Stored items from a collection
_____

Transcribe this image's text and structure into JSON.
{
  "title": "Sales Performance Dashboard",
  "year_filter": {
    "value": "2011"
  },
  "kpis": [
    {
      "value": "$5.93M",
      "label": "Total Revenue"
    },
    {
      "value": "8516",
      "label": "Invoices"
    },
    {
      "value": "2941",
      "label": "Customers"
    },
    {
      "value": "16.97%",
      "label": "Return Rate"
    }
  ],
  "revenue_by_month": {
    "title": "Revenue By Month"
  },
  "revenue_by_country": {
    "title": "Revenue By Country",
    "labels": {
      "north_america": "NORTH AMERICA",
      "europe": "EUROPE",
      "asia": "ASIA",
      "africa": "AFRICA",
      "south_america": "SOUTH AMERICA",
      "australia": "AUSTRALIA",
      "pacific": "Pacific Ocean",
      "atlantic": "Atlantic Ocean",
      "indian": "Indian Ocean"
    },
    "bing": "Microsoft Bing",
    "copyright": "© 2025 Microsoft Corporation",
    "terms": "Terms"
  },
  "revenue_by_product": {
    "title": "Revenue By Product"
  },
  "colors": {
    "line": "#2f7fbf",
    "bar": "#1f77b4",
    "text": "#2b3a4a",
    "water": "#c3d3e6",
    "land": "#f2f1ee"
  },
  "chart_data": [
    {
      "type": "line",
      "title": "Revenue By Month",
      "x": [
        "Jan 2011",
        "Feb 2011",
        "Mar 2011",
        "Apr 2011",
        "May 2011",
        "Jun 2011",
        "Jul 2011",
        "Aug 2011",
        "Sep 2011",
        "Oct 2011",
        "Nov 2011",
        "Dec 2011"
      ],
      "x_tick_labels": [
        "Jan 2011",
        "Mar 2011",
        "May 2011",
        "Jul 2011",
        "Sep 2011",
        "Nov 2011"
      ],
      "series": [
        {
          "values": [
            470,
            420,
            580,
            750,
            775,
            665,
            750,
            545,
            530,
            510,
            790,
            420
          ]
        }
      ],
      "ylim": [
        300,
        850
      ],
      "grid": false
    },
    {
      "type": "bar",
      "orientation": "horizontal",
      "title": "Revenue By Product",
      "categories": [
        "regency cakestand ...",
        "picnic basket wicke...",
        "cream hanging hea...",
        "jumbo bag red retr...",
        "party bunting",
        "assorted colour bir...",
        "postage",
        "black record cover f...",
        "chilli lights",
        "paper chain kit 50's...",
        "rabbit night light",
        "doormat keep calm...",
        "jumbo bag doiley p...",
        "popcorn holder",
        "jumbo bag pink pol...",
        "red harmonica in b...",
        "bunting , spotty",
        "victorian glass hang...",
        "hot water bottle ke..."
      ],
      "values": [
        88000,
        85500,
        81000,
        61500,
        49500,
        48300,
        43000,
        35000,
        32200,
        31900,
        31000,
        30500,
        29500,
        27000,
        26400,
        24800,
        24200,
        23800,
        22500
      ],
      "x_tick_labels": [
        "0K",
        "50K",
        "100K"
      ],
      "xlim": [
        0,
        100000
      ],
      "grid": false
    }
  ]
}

_____

Problem details
Track down every line holding the string "Ocean" and copy it.

Answer below
      "pacific": "Pacific Ocean",
      "atlantic": "Atlantic Ocean",
      "indian": "Indian Ocean"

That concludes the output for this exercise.